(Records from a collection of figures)
----------

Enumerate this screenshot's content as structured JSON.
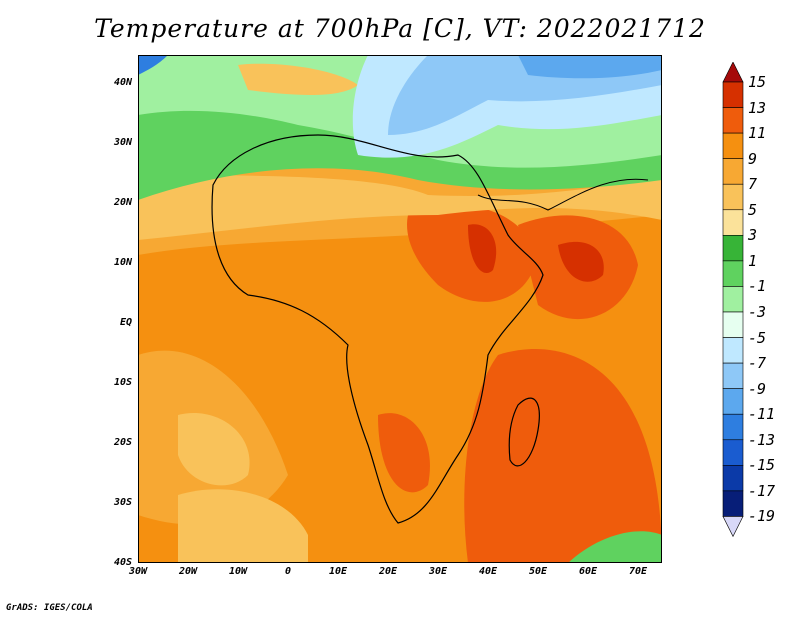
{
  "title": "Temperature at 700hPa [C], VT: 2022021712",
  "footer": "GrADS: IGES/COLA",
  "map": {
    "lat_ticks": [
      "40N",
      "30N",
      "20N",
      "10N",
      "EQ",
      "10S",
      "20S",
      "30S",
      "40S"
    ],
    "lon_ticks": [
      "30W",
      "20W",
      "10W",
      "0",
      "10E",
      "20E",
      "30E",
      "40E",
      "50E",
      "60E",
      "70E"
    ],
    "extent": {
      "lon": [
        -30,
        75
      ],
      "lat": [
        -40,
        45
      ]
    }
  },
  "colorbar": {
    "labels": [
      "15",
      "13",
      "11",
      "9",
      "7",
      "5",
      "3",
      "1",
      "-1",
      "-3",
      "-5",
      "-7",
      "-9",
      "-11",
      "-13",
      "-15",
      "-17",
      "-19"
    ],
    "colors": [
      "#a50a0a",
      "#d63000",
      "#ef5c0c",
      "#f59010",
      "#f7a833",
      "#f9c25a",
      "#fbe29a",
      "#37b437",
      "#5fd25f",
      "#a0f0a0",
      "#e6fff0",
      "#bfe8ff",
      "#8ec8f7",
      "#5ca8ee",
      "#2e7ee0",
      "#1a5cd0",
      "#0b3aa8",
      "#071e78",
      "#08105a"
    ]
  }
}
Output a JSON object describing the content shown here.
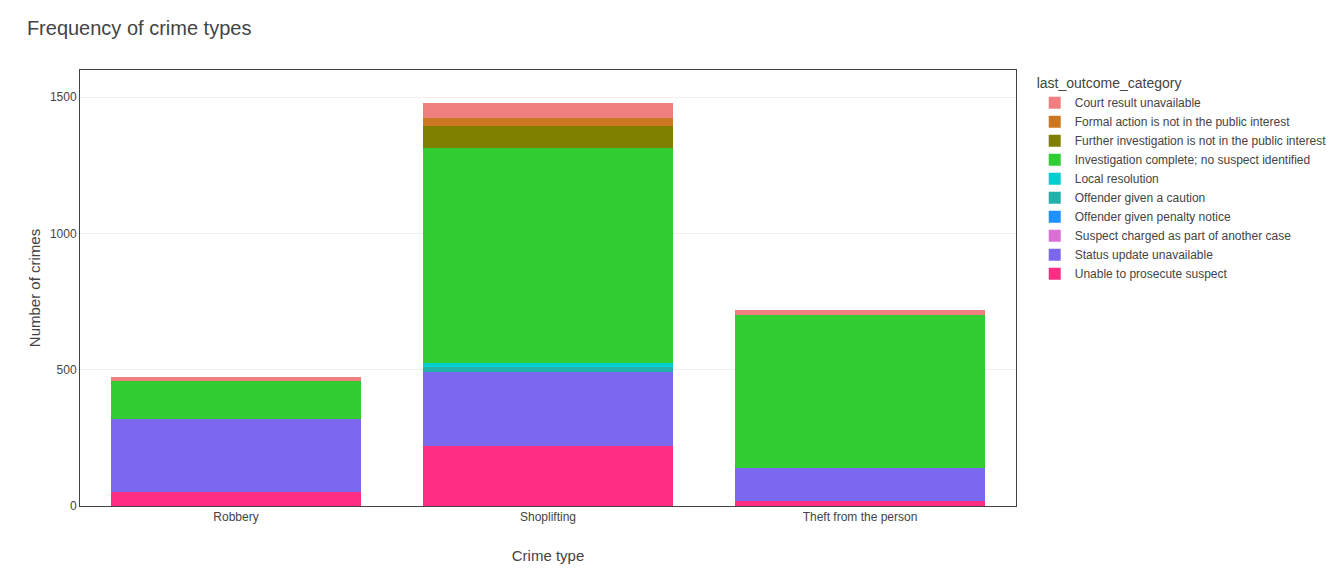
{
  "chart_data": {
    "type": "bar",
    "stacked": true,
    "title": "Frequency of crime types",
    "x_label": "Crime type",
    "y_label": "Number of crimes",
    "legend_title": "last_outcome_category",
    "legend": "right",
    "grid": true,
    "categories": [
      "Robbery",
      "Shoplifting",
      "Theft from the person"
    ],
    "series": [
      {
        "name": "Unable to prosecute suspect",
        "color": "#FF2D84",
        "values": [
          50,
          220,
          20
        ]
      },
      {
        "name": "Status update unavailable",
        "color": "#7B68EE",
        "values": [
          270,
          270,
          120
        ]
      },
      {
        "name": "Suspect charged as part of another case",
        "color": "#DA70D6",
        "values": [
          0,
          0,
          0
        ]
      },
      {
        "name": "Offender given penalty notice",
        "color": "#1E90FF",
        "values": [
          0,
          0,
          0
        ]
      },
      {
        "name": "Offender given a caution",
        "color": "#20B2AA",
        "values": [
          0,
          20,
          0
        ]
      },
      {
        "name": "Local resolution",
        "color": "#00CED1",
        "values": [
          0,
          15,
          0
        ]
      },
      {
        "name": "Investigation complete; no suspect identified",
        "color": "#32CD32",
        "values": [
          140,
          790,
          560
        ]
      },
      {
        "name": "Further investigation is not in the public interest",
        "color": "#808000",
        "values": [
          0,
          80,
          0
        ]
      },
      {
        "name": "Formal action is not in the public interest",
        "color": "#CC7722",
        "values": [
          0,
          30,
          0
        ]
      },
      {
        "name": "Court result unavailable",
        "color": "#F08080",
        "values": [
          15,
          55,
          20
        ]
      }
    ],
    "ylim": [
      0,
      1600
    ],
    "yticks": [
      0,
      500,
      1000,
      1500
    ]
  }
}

----------

The problem:
Can you restate all the records above word for word while dropping the pictures?

Full output:
Enumerate this screenshot's content as structured JSON.
{
  "title": "Temperature at 700hPa [C], VT: 2022021712",
  "footer": "GrADS: IGES/COLA",
  "map": {
    "lat_ticks": [
      "40N",
      "30N",
      "20N",
      "10N",
      "EQ",
      "10S",
      "20S",
      "30S",
      "40S"
    ],
    "lon_ticks": [
      "30W",
      "20W",
      "10W",
      "0",
      "10E",
      "20E",
      "30E",
      "40E",
      "50E",
      "60E",
      "70E"
    ],
    "extent": {
      "lon": [
        -30,
        75
      ],
      "lat": [
        -40,
        45
      ]
    }
  },
  "colorbar": {
    "labels": [
      "15",
      "13",
      "11",
      "9",
      "7",
      "5",
      "3",
      "1",
      "-1",
      "-3",
      "-5",
      "-7",
      "-9",
      "-11",
      "-13",
      "-15",
      "-17",
      "-19"
    ],
    "colors": [
      "#a50a0a",
      "#d63000",
      "#ef5c0c",
      "#f59010",
      "#f7a833",
      "#f9c25a",
      "#fbe29a",
      "#37b437",
      "#5fd25f",
      "#a0f0a0",
      "#e6fff0",
      "#bfe8ff",
      "#8ec8f7",
      "#5ca8ee",
      "#2e7ee0",
      "#1a5cd0",
      "#0b3aa8",
      "#071e78",
      "#08105a"
    ]
  }
}
Output a JSON object describing the content shown here.
{
  "chart_data": {
    "type": "bar",
    "stacked": true,
    "title": "Frequency of crime types",
    "x_label": "Crime type",
    "y_label": "Number of crimes",
    "legend_title": "last_outcome_category",
    "legend": "right",
    "grid": true,
    "categories": [
      "Robbery",
      "Shoplifting",
      "Theft from the person"
    ],
    "series": [
      {
        "name": "Unable to prosecute suspect",
        "color": "#FF2D84",
        "values": [
          50,
          220,
          20
        ]
      },
      {
        "name": "Status update unavailable",
        "color": "#7B68EE",
        "values": [
          270,
          270,
          120
        ]
      },
      {
        "name": "Suspect charged as part of another case",
        "color": "#DA70D6",
        "values": [
          0,
          0,
          0
        ]
      },
      {
        "name": "Offender given penalty notice",
        "color": "#1E90FF",
        "values": [
          0,
          0,
          0
        ]
      },
      {
        "name": "Offender given a caution",
        "color": "#20B2AA",
        "values": [
          0,
          20,
          0
        ]
      },
      {
        "name": "Local resolution",
        "color": "#00CED1",
        "values": [
          0,
          15,
          0
        ]
      },
      {
        "name": "Investigation complete; no suspect identified",
        "color": "#32CD32",
        "values": [
          140,
          790,
          560
        ]
      },
      {
        "name": "Further investigation is not in the public interest",
        "color": "#808000",
        "values": [
          0,
          80,
          0
        ]
      },
      {
        "name": "Formal action is not in the public interest",
        "color": "#CC7722",
        "values": [
          0,
          30,
          0
        ]
      },
      {
        "name": "Court result unavailable",
        "color": "#F08080",
        "values": [
          15,
          55,
          20
        ]
      }
    ],
    "ylim": [
      0,
      1600
    ],
    "yticks": [
      0,
      500,
      1000,
      1500
    ]
  }
}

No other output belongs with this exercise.